- RECORDS SHOWN
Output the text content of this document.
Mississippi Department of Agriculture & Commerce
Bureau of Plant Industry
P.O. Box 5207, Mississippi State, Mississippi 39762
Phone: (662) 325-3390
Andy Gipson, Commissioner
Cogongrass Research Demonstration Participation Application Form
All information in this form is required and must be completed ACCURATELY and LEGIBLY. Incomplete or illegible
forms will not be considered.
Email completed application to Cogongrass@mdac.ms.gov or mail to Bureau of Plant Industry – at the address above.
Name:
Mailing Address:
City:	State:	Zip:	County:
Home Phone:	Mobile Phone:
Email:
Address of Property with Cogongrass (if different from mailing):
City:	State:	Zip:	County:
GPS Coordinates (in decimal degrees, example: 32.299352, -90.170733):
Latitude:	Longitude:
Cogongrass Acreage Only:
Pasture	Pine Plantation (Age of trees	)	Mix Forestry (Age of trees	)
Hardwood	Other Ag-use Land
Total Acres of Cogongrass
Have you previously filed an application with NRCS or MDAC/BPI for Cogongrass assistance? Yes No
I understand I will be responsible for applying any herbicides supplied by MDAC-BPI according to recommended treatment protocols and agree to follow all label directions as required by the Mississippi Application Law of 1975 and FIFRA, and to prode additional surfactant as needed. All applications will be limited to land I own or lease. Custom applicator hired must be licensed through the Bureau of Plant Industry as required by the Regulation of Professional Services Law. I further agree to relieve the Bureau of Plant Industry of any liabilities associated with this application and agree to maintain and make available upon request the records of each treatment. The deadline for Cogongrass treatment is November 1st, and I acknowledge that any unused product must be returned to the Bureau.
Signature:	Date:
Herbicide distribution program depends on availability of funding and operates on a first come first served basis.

- SHORT TASK
Tell how many lines of the records above hold the string "Email". Give no other text.

- RESPONSE BELOW
2